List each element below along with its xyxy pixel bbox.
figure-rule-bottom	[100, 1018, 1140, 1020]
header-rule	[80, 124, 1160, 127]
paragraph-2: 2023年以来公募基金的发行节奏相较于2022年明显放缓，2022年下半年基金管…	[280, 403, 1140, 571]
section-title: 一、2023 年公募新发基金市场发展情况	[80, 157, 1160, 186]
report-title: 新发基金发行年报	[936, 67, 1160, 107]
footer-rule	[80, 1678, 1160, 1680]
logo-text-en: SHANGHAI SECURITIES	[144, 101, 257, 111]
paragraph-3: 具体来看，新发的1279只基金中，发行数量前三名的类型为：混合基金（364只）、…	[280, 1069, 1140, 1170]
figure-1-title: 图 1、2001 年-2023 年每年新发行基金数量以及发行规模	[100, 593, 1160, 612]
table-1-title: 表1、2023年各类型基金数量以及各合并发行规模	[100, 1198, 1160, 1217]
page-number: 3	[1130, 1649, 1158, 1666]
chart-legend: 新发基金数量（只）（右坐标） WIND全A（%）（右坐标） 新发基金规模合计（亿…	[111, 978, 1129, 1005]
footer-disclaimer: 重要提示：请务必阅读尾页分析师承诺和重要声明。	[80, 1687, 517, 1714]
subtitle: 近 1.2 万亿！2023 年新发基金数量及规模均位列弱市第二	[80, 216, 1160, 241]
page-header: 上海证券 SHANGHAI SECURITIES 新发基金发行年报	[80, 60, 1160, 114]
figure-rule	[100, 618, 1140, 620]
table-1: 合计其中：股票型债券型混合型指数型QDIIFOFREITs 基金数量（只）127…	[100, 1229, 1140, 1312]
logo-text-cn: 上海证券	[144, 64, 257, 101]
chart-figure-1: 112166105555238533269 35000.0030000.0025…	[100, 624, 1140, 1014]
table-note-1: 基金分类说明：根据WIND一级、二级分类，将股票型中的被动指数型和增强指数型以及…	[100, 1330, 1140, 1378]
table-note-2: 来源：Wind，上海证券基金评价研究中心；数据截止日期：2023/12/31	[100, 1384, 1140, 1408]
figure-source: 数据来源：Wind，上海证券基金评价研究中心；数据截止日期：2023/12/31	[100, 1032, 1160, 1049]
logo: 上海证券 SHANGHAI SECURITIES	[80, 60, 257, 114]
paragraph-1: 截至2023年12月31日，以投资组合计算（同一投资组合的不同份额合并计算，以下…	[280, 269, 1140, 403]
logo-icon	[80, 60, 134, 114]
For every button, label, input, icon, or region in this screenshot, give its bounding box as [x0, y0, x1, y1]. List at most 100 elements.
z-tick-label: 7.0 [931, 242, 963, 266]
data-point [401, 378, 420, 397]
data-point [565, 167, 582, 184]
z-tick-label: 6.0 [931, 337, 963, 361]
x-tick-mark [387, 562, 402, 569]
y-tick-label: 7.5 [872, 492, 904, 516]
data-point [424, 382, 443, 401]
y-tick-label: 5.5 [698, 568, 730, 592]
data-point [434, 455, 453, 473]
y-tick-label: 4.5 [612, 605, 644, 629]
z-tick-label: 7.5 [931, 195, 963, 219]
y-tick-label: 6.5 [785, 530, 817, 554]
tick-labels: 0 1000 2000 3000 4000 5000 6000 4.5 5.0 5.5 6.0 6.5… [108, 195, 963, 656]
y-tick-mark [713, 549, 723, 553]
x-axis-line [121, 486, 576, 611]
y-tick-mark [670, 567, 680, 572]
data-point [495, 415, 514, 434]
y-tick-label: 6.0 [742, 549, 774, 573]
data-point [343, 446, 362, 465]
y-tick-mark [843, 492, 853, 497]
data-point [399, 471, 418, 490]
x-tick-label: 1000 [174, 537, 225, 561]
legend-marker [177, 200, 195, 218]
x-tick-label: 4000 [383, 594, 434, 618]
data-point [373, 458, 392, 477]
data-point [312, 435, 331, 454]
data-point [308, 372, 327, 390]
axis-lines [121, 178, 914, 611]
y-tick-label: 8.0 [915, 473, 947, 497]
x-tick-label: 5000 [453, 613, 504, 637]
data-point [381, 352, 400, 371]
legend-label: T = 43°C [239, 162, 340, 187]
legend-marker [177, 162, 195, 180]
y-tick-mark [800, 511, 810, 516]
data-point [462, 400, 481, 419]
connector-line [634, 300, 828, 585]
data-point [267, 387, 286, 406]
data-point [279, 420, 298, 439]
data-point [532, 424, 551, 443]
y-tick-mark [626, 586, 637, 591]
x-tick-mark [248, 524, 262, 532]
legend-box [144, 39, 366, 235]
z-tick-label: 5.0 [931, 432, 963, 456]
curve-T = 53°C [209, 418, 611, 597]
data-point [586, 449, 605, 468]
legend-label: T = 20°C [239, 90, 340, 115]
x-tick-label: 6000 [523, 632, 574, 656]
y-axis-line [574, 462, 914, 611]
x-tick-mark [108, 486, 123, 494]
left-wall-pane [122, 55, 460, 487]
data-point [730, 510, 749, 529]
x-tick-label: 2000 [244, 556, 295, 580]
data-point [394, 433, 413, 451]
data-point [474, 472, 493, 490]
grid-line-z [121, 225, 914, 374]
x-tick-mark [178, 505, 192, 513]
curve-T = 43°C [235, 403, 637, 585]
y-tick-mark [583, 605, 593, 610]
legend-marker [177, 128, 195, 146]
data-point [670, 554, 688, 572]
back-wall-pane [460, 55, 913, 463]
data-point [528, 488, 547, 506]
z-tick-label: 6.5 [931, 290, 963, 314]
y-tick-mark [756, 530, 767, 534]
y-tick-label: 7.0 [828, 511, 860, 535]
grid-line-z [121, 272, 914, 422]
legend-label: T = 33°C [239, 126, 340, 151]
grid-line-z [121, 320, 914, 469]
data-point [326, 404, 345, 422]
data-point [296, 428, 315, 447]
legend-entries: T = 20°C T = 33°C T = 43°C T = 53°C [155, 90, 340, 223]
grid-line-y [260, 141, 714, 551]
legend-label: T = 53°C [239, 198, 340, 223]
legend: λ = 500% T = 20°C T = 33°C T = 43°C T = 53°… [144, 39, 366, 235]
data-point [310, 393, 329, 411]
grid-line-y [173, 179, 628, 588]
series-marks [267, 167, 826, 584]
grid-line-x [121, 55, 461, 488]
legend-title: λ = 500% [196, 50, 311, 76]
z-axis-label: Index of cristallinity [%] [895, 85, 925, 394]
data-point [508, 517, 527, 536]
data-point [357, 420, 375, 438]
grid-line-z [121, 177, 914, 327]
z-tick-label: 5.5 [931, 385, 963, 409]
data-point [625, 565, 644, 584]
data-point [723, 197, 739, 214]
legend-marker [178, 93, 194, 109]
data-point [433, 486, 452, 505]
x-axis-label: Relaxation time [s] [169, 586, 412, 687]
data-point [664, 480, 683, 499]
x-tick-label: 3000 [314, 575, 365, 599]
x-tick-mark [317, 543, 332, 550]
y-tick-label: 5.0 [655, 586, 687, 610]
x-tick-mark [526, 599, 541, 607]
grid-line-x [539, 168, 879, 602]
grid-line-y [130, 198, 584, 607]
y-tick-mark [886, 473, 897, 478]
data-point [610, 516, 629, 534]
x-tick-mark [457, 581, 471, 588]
^^^^
YOUR INSTRUCTIONS:
Copy out the data verbatim, from its first line up to and including the line that contains "101, 257, 111]".

TASK ANSWER:
List each element below along with its xyxy pixel bbox.
figure-rule-bottom	[100, 1018, 1140, 1020]
header-rule	[80, 124, 1160, 127]
paragraph-2: 2023年以来公募基金的发行节奏相较于2022年明显放缓，2022年下半年基金管…	[280, 403, 1140, 571]
section-title: 一、2023 年公募新发基金市场发展情况	[80, 157, 1160, 186]
report-title: 新发基金发行年报	[936, 67, 1160, 107]
footer-rule	[80, 1678, 1160, 1680]
logo-text-en: SHANGHAI SECURITIES	[144, 101, 257, 111]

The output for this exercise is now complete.